### THE EXERCISE
Every entry must be given again exactly.

Dataset excerpts
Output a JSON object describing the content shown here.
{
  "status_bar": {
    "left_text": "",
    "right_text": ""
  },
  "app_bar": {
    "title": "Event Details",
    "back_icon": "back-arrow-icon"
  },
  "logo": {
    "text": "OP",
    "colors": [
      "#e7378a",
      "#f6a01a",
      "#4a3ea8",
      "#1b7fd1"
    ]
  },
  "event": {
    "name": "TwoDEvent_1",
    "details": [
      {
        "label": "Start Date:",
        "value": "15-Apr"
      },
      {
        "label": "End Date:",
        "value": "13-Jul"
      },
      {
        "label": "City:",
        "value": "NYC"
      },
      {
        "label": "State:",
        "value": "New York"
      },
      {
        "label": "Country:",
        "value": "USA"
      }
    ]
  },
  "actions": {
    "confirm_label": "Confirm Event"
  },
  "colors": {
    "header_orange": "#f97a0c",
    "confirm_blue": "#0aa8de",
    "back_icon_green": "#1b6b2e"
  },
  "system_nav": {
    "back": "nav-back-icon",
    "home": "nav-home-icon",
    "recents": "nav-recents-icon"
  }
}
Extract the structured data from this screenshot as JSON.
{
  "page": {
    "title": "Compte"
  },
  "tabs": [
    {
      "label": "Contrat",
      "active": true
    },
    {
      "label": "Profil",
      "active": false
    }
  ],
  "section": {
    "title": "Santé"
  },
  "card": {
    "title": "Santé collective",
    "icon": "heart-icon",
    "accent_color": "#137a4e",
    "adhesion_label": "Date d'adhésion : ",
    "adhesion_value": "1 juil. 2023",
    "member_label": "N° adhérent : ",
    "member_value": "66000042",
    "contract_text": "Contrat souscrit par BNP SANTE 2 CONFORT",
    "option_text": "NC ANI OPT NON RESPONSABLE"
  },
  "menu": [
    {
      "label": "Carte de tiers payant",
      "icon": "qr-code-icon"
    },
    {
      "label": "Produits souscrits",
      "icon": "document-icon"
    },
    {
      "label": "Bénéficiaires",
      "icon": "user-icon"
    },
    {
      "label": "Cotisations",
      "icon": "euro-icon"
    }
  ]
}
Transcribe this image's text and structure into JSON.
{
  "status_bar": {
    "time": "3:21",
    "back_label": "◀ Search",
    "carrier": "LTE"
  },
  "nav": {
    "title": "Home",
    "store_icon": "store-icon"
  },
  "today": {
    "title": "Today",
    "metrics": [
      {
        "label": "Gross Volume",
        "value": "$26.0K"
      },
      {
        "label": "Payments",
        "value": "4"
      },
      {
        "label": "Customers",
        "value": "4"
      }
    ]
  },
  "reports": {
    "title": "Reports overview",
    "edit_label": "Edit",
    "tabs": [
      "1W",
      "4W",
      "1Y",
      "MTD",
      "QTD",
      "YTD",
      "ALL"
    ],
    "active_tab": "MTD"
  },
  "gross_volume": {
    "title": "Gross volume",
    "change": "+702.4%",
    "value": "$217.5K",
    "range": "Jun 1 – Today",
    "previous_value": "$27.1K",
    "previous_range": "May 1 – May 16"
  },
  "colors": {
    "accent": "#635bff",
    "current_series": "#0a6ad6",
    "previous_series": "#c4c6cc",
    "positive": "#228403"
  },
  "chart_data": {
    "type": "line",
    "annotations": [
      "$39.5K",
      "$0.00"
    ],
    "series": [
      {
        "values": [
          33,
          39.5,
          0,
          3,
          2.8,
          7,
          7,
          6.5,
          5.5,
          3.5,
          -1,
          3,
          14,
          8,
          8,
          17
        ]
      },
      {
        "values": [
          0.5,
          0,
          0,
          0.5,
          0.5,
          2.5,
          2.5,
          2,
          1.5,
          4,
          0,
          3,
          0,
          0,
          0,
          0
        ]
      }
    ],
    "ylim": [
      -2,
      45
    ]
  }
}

### RESULT
Output a JSON object describing the content shown here.
{
  "status_bar": {
    "left_text": "",
    "right_text": ""
  },
  "app_bar": {
    "title": "Event Details",
    "back_icon": "back-arrow-icon"
  },
  "logo": {
    "text": "OP",
    "colors": [
      "#e7378a",
      "#f6a01a",
      "#4a3ea8",
      "#1b7fd1"
    ]
  },
  "event": {
    "name": "TwoDEvent_1",
    "details": [
      {
        "label": "Start Date:",
        "value": "15-Apr"
      },
      {
        "label": "End Date:",
        "value": "13-Jul"
      },
      {
        "label": "City:",
        "value": "NYC"
      },
      {
        "label": "State:",
        "value": "New York"
      },
      {
        "label": "Country:",
        "value": "USA"
      }
    ]
  },
  "actions": {
    "confirm_label": "Confirm Event"
  },
  "colors": {
    "header_orange": "#f97a0c",
    "confirm_blue": "#0aa8de",
    "back_icon_green": "#1b6b2e"
  },
  "system_nav": {
    "back": "nav-back-icon",
    "home": "nav-home-icon",
    "recents": "nav-recents-icon"
  }
}
Extract the structured data from this screenshot as JSON.
{
  "page": {
    "title": "Compte"
  },
  "tabs": [
    {
      "label": "Contrat",
      "active": true
    },
    {
      "label": "Profil",
      "active": false
    }
  ],
  "section": {
    "title": "Santé"
  },
  "card": {
    "title": "Santé collective",
    "icon": "heart-icon",
    "accent_color": "#137a4e",
    "adhesion_label": "Date d'adhésion : ",
    "adhesion_value": "1 juil. 2023",
    "member_label": "N° adhérent : ",
    "member_value": "66000042",
    "contract_text": "Contrat souscrit par BNP SANTE 2 CONFORT",
    "option_text": "NC ANI OPT NON RESPONSABLE"
  },
  "menu": [
    {
      "label": "Carte de tiers payant",
      "icon": "qr-code-icon"
    },
    {
      "label": "Produits souscrits",
      "icon": "document-icon"
    },
    {
      "label": "Bénéficiaires",
      "icon": "user-icon"
    },
    {
      "label": "Cotisations",
      "icon": "euro-icon"
    }
  ]
}
Transcribe this image's text and structure into JSON.
{
  "status_bar": {
    "time": "3:21",
    "back_label": "◀ Search",
    "carrier": "LTE"
  },
  "nav": {
    "title": "Home",
    "store_icon": "store-icon"
  },
  "today": {
    "title": "Today",
    "metrics": [
      {
        "label": "Gross Volume",
        "value": "$26.0K"
      },
      {
        "label": "Payments",
        "value": "4"
      },
      {
        "label": "Customers",
        "value": "4"
      }
    ]
  },
  "reports": {
    "title": "Reports overview",
    "edit_label": "Edit",
    "tabs": [
      "1W",
      "4W",
      "1Y",
      "MTD",
      "QTD",
      "YTD",
      "ALL"
    ],
    "active_tab": "MTD"
  },
  "gross_volume": {
    "title": "Gross volume",
    "change": "+702.4%",
    "value": "$217.5K",
    "range": "Jun 1 – Today",
    "previous_value": "$27.1K",
    "previous_range": "May 1 – May 16"
  },
  "colors": {
    "accent": "#635bff",
    "current_series": "#0a6ad6",
    "previous_series": "#c4c6cc",
    "positive": "#228403"
  },
  "chart_data": {
    "type": "line",
    "annotations": [
      "$39.5K",
      "$0.00"
    ],
    "series": [
      {
        "values": [
          33,
          39.5,
          0,
          3,
          2.8,
          7,
          7,
          6.5,
          5.5,
          3.5,
          -1,
          3,
          14,
          8,
          8,
          17
        ]
      },
      {
        "values": [
          0.5,
          0,
          0,
          0.5,
          0.5,
          2.5,
          2.5,
          2,
          1.5,
          4,
          0,
          3,
          0,
          0,
          0,
          0
        ]
      }
    ],
    "ylim": [
      -2,
      45
    ]
  }
}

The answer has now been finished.